* Begin *
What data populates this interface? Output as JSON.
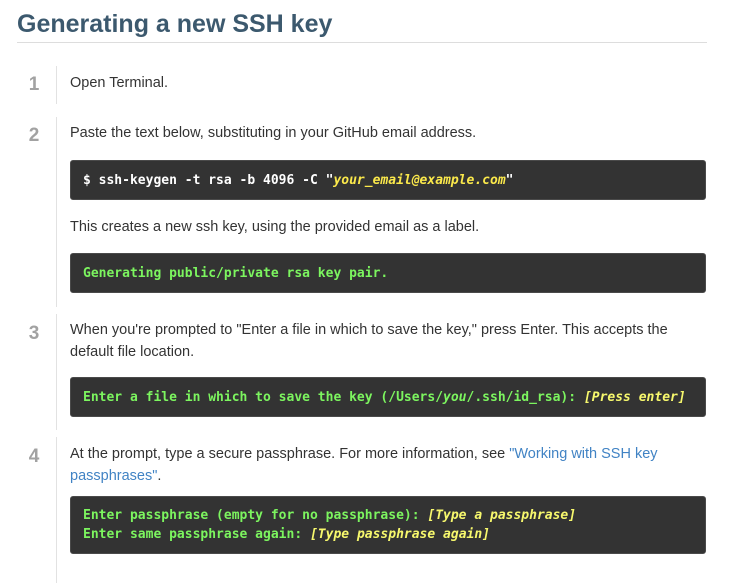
{
  "title": "Generating a new SSH key",
  "steps": [
    {
      "num": "1",
      "text": "Open Terminal."
    },
    {
      "num": "2",
      "text": "Paste the text below, substituting in your GitHub email address.",
      "code1": {
        "prompt": "$ ssh-keygen -t rsa -b 4096 -C \"",
        "email": "your_email@example.com",
        "close": "\""
      },
      "note": "This creates a new ssh key, using the provided email as a label.",
      "code2": "Generating public/private rsa key pair."
    },
    {
      "num": "3",
      "text": "When you're prompted to \"Enter a file in which to save the key,\" press Enter. This accepts the default file location.",
      "code": {
        "before": "Enter a file in which to save the key (/Users/",
        "you": "you",
        "after": "/.ssh/id_rsa): ",
        "action": "[Press enter]"
      }
    },
    {
      "num": "4",
      "text_before": "At the prompt, type a secure passphrase. For more information, see ",
      "link": "\"Working with SSH key passphrases\"",
      "text_after": ".",
      "code_lines": [
        {
          "label": "Enter passphrase (empty for no passphrase): ",
          "action": "[Type a passphrase]"
        },
        {
          "label": "Enter same passphrase again: ",
          "action": "[Type passphrase again]"
        }
      ]
    }
  ],
  "colors": {
    "title": "#3c596e",
    "link": "#4183c4",
    "code_bg": "#333333",
    "code_green": "#7cf55f",
    "code_yellow": "#fbe94b"
  }
}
* End *
Go through the data above and find the lines with the word "email". Copy each of those lines.

**Answer in full**:
      "text": "Paste the text below, substituting in your GitHub email address.",
        "email": "your_email@example.com",
      "note": "This creates a new ssh key, using the provided email as a label.",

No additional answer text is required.